WHAT YOU NEED TO DO —
Copy each line of the records that holds the string "WITH".
--- begin EXTRACTED MATERIAL ---
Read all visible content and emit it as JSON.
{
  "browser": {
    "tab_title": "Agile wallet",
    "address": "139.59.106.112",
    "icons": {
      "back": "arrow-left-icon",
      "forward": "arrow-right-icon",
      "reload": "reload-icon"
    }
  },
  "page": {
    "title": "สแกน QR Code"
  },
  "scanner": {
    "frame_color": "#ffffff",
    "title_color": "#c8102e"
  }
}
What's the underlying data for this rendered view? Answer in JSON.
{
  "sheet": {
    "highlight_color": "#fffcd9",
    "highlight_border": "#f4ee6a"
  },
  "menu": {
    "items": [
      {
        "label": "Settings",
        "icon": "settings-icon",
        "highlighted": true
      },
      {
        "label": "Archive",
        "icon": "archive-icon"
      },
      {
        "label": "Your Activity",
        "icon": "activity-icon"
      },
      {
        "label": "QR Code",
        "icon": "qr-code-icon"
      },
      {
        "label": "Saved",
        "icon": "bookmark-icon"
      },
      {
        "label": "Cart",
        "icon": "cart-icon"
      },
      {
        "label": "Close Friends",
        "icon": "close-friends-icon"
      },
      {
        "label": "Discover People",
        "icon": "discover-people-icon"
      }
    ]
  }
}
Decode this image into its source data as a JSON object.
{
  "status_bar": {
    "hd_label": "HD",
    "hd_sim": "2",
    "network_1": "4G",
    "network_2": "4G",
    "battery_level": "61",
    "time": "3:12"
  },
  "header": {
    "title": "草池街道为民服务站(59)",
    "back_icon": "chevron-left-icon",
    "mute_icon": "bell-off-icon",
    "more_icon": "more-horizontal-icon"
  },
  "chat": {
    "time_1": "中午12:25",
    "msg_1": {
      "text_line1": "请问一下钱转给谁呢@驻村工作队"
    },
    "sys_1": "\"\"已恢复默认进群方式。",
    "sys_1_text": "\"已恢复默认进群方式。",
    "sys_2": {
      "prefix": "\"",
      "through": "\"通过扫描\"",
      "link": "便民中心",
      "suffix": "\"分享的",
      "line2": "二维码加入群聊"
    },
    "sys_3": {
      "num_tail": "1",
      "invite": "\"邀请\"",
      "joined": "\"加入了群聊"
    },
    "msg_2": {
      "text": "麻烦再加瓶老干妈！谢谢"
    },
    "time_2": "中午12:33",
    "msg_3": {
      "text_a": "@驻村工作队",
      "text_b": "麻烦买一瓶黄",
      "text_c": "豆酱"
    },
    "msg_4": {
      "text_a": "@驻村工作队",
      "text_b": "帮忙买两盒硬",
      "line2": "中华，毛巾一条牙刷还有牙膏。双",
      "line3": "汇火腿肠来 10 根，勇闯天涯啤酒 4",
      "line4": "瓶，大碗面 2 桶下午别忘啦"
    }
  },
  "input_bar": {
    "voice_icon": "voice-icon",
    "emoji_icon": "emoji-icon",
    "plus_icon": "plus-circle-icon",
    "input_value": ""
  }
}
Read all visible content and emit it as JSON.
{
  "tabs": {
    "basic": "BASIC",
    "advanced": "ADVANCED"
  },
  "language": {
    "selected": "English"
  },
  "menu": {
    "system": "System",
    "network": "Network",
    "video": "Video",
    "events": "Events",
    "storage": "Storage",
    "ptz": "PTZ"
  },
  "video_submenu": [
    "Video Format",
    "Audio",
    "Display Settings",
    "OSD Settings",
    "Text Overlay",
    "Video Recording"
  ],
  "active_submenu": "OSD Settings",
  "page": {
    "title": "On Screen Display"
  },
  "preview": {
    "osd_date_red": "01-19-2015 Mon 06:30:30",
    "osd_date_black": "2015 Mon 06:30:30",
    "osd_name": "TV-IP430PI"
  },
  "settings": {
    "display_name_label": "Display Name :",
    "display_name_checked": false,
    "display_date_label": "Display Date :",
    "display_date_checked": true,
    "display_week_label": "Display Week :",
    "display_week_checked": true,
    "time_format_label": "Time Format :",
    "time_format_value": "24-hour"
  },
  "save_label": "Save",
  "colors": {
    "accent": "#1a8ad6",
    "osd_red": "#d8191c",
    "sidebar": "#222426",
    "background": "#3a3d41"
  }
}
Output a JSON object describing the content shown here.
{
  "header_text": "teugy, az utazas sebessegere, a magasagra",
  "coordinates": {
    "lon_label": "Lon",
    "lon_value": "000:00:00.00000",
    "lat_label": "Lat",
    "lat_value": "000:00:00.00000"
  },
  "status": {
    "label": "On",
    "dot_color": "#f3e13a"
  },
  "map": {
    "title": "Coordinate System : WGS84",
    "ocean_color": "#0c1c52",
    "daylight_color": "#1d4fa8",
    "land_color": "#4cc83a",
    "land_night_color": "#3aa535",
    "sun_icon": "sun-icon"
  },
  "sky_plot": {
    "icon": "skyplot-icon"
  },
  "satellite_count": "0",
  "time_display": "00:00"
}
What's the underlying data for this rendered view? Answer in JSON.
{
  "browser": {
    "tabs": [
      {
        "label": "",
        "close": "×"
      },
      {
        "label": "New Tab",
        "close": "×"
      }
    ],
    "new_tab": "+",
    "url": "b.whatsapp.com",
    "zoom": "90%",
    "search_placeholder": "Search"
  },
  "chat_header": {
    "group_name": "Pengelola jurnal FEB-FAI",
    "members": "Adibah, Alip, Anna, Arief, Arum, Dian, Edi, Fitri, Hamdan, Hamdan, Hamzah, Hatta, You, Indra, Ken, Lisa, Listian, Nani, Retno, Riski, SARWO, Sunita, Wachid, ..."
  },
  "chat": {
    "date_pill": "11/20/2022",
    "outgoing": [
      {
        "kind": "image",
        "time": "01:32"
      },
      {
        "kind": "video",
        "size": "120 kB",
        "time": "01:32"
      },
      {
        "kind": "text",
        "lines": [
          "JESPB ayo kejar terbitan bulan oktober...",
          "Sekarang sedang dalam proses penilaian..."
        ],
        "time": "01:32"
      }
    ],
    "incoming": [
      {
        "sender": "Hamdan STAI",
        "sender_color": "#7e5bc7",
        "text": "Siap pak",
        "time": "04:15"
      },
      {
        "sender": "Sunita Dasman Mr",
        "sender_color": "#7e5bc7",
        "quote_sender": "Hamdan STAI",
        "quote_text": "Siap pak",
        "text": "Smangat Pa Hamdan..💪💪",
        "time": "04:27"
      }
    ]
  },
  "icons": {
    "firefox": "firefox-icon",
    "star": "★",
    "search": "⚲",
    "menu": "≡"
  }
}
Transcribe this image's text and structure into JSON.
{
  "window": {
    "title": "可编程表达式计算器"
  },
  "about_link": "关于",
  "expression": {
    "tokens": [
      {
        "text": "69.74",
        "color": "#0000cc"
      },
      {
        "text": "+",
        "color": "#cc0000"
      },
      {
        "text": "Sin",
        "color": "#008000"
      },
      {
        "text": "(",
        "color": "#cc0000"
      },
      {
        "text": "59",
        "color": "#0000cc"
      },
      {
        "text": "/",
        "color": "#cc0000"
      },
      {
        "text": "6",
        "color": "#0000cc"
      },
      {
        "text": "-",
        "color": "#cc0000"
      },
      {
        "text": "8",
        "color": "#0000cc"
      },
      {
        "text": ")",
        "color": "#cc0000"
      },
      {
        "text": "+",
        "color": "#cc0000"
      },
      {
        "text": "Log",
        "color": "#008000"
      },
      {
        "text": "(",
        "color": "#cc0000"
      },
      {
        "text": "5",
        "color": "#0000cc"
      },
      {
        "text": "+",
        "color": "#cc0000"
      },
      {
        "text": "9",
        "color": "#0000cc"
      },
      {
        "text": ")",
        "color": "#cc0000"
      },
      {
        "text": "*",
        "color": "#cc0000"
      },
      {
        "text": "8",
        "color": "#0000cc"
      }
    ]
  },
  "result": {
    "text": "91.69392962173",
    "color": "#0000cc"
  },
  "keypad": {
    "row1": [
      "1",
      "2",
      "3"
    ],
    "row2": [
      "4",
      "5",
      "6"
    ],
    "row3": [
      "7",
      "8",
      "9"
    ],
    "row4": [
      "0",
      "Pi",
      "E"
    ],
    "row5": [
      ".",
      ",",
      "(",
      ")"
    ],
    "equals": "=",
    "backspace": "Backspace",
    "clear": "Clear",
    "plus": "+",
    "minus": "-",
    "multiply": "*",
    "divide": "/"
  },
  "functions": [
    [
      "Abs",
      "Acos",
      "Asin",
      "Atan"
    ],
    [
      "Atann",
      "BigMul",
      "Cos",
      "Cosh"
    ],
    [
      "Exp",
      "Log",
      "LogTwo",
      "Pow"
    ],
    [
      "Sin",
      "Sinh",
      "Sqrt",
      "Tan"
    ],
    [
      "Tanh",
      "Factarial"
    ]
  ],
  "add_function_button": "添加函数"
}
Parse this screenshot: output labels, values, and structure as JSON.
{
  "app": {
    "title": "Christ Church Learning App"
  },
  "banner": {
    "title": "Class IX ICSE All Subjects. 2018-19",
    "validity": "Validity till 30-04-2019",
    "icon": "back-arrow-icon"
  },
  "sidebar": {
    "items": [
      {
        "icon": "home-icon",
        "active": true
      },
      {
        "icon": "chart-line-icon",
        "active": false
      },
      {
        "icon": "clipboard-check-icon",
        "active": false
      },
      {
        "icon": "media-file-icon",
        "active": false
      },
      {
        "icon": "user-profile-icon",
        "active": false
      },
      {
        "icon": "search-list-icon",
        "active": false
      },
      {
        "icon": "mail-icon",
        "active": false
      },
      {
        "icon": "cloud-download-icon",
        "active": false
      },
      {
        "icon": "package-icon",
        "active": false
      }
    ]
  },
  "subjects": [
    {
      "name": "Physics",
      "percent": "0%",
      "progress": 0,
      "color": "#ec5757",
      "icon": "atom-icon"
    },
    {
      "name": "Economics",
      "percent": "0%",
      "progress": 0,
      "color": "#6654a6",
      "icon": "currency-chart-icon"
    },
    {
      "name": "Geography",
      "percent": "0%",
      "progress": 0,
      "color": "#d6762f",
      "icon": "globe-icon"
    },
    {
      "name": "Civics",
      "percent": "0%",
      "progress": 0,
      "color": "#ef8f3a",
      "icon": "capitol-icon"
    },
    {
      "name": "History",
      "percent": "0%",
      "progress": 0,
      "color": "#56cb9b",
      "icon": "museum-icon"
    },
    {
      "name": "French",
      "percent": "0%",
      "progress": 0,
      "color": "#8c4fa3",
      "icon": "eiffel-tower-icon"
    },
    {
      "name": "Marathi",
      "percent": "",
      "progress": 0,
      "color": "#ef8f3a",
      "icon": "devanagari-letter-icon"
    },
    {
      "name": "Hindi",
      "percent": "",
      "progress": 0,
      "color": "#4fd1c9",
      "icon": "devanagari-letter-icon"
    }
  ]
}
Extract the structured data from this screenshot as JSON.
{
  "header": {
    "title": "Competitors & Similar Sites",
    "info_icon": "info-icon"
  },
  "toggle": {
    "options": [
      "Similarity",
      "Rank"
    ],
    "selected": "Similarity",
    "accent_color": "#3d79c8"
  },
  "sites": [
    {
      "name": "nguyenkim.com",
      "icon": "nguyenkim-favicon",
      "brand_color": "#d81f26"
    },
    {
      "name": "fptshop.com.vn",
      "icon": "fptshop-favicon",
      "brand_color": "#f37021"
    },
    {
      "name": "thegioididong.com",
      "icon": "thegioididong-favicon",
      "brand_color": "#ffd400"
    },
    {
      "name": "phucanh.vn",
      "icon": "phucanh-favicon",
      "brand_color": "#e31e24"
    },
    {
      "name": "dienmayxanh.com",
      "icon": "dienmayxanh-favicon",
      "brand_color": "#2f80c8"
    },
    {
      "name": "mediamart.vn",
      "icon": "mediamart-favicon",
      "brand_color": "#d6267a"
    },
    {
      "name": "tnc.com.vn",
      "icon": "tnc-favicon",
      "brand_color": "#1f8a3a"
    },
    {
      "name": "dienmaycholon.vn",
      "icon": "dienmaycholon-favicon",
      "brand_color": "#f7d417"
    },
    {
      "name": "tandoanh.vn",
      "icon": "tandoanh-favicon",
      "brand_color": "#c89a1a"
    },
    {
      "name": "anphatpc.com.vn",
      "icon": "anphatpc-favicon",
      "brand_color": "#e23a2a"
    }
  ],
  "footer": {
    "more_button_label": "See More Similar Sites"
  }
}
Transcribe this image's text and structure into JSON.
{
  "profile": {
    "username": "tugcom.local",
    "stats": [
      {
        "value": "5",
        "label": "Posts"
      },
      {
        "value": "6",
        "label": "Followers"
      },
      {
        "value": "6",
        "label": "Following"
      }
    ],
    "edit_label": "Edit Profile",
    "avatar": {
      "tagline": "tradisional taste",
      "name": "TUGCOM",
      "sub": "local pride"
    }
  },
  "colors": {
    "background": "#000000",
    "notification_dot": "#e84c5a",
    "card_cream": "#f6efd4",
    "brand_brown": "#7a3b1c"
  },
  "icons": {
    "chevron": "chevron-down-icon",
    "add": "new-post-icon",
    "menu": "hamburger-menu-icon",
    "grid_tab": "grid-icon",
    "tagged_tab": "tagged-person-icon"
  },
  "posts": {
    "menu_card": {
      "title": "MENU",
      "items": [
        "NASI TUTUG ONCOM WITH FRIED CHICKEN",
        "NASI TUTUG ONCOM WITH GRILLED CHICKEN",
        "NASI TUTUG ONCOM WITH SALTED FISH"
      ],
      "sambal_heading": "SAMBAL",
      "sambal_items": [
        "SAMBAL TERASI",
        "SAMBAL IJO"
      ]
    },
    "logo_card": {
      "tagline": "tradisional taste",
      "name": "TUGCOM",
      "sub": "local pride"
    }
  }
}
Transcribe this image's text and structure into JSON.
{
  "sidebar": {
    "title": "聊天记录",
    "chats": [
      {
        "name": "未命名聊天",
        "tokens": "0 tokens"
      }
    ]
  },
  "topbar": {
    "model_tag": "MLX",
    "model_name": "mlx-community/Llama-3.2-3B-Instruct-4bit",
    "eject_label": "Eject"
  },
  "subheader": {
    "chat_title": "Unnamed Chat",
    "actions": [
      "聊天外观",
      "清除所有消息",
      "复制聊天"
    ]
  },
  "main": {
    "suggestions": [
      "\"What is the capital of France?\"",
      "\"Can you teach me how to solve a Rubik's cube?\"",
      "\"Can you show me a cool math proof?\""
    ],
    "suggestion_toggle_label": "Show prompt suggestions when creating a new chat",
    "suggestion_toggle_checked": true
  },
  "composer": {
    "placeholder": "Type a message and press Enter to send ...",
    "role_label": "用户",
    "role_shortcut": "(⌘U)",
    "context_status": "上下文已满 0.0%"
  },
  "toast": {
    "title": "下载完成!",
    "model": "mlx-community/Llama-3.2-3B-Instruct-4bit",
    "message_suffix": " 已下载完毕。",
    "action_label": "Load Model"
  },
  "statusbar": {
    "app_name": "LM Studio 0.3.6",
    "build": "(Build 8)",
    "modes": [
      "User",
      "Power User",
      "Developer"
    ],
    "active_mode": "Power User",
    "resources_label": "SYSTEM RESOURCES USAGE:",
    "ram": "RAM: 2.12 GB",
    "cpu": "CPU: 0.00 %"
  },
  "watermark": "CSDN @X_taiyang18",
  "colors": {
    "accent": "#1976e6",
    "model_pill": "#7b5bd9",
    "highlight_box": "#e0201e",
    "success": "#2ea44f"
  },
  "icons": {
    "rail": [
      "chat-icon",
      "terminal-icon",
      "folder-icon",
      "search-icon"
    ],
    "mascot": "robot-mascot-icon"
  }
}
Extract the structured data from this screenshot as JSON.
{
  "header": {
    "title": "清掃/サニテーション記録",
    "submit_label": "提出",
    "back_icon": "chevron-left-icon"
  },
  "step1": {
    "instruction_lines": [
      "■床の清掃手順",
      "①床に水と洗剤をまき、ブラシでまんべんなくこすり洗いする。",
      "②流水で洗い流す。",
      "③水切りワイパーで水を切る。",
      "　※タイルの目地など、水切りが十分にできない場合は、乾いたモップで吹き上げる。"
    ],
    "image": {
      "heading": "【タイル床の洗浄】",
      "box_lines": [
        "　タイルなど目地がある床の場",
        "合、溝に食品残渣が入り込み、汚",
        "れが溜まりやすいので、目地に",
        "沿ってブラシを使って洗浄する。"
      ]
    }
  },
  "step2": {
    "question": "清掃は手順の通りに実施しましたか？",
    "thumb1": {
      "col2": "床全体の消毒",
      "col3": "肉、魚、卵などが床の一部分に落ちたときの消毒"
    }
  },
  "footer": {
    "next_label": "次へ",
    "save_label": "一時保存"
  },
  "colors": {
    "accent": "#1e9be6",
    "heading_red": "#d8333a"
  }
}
--- end EXTRACTED MATERIAL ---
RESULT BELOW —
        "NASI TUTUG ONCOM WITH FRIED CHICKEN",
        "NASI TUTUG ONCOM WITH GRILLED CHICKEN",
        "NASI TUTUG ONCOM WITH SALTED FISH"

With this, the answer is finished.